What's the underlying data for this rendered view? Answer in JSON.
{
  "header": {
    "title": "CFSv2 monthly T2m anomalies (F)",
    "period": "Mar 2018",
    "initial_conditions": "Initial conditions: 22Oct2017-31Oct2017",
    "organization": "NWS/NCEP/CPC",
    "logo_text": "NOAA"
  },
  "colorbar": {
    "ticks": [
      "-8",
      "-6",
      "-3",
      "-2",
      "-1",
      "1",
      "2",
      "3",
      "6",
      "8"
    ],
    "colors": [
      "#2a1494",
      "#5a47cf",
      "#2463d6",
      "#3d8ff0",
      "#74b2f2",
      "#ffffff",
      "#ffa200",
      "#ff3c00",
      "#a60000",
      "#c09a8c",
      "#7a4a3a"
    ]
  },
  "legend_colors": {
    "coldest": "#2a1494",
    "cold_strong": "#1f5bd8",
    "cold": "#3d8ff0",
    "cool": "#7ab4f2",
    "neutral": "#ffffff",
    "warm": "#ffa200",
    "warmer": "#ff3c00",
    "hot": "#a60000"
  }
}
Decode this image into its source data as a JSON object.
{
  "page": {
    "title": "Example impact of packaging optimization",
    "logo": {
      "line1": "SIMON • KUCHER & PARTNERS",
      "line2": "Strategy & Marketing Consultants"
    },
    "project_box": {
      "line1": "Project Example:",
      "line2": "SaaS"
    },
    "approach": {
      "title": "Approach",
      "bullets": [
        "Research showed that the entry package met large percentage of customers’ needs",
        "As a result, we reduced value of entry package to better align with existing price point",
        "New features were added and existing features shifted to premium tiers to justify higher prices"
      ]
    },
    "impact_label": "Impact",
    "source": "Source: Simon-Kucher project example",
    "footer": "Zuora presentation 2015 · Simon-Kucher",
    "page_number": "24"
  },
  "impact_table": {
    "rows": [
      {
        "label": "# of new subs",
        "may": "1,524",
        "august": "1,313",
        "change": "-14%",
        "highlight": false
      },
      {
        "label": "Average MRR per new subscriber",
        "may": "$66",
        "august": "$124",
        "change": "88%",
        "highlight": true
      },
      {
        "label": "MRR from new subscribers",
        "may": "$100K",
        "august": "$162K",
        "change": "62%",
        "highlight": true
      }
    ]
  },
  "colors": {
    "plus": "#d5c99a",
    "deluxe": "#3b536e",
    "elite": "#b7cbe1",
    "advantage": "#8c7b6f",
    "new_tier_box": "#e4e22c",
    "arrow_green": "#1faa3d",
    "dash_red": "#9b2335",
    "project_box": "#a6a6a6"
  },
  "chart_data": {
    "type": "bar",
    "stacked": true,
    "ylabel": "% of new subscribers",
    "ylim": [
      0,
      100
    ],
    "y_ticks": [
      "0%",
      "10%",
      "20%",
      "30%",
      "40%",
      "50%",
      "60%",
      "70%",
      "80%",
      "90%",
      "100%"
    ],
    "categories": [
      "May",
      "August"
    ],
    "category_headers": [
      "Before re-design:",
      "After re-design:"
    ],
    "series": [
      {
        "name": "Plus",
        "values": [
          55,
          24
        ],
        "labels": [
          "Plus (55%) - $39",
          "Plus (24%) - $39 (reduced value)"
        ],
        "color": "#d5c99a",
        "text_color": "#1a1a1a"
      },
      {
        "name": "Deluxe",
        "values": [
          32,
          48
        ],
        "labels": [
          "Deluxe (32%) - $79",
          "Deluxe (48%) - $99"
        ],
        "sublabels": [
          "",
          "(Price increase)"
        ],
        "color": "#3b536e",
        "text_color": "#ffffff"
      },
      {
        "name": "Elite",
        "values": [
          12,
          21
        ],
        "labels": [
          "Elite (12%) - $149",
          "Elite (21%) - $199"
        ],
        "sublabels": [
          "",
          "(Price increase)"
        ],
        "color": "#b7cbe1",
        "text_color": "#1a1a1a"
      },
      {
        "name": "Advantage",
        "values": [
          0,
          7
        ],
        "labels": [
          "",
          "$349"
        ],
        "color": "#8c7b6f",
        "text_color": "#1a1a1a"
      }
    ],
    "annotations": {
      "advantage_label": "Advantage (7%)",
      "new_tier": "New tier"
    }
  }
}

------------------------

• **YOUR TASK**: Copy out each line exactly.

• **WRITTEN ANSWER**:
What's the underlying data for this rendered view? Answer in JSON.
{
  "header": {
    "title": "CFSv2 monthly T2m anomalies (F)",
    "period": "Mar 2018",
    "initial_conditions": "Initial conditions: 22Oct2017-31Oct2017",
    "organization": "NWS/NCEP/CPC",
    "logo_text": "NOAA"
  },
  "colorbar": {
    "ticks": [
      "-8",
      "-6",
      "-3",
      "-2",
      "-1",
      "1",
      "2",
      "3",
      "6",
      "8"
    ],
    "colors": [
      "#2a1494",
      "#5a47cf",
      "#2463d6",
      "#3d8ff0",
      "#74b2f2",
      "#ffffff",
      "#ffa200",
      "#ff3c00",
      "#a60000",
      "#c09a8c",
      "#7a4a3a"
    ]
  },
  "legend_colors": {
    "coldest": "#2a1494",
    "cold_strong": "#1f5bd8",
    "cold": "#3d8ff0",
    "cool": "#7ab4f2",
    "neutral": "#ffffff",
    "warm": "#ffa200",
    "warmer": "#ff3c00",
    "hot": "#a60000"
  }
}
Decode this image into its source data as a JSON object.
{
  "page": {
    "title": "Example impact of packaging optimization",
    "logo": {
      "line1": "SIMON • KUCHER & PARTNERS",
      "line2": "Strategy & Marketing Consultants"
    },
    "project_box": {
      "line1": "Project Example:",
      "line2": "SaaS"
    },
    "approach": {
      "title": "Approach",
      "bullets": [
        "Research showed that the entry package met large percentage of customers’ needs",
        "As a result, we reduced value of entry package to better align with existing price point",
        "New features were added and existing features shifted to premium tiers to justify higher prices"
      ]
    },
    "impact_label": "Impact",
    "source": "Source: Simon-Kucher project example",
    "footer": "Zuora presentation 2015 · Simon-Kucher",
    "page_number": "24"
  },
  "impact_table": {
    "rows": [
      {
        "label": "# of new subs",
        "may": "1,524",
        "august": "1,313",
        "change": "-14%",
        "highlight": false
      },
      {
        "label": "Average MRR per new subscriber",
        "may": "$66",
        "august": "$124",
        "change": "88%",
        "highlight": true
      },
      {
        "label": "MRR from new subscribers",
        "may": "$100K",
        "august": "$162K",
        "change": "62%",
        "highlight": true
      }
    ]
  },
  "colors": {
    "plus": "#d5c99a",
    "deluxe": "#3b536e",
    "elite": "#b7cbe1",
    "advantage": "#8c7b6f",
    "new_tier_box": "#e4e22c",
    "arrow_green": "#1faa3d",
    "dash_red": "#9b2335",
    "project_box": "#a6a6a6"
  },
  "chart_data": {
    "type": "bar",
    "stacked": true,
    "ylabel": "% of new subscribers",
    "ylim": [
      0,
      100
    ],
    "y_ticks": [
      "0%",
      "10%",
      "20%",
      "30%",
      "40%",
      "50%",
      "60%",
      "70%",
      "80%",
      "90%",
      "100%"
    ],
    "categories": [
      "May",
      "August"
    ],
    "category_headers": [
      "Before re-design:",
      "After re-design:"
    ],
    "series": [
      {
        "name": "Plus",
        "values": [
          55,
          24
        ],
        "labels": [
          "Plus (55%) - $39",
          "Plus (24%) - $39 (reduced value)"
        ],
        "color": "#d5c99a",
        "text_color": "#1a1a1a"
      },
      {
        "name": "Deluxe",
        "values": [
          32,
          48
        ],
        "labels": [
          "Deluxe (32%) - $79",
          "Deluxe (48%) - $99"
        ],
        "sublabels": [
          "",
          "(Price increase)"
        ],
        "color": "#3b536e",
        "text_color": "#ffffff"
      },
      {
        "name": "Elite",
        "values": [
          12,
          21
        ],
        "labels": [
          "Elite (12%) - $149",
          "Elite (21%) - $199"
        ],
        "sublabels": [
          "",
          "(Price increase)"
        ],
        "color": "#b7cbe1",
        "text_color": "#1a1a1a"
      },
      {
        "name": "Advantage",
        "values": [
          0,
          7
        ],
        "labels": [
          "",
          "$349"
        ],
        "color": "#8c7b6f",
        "text_color": "#1a1a1a"
      }
    ],
    "annotations": {
      "advantage_label": "Advantage (7%)",
      "new_tier": "New tier"
    }
  }
}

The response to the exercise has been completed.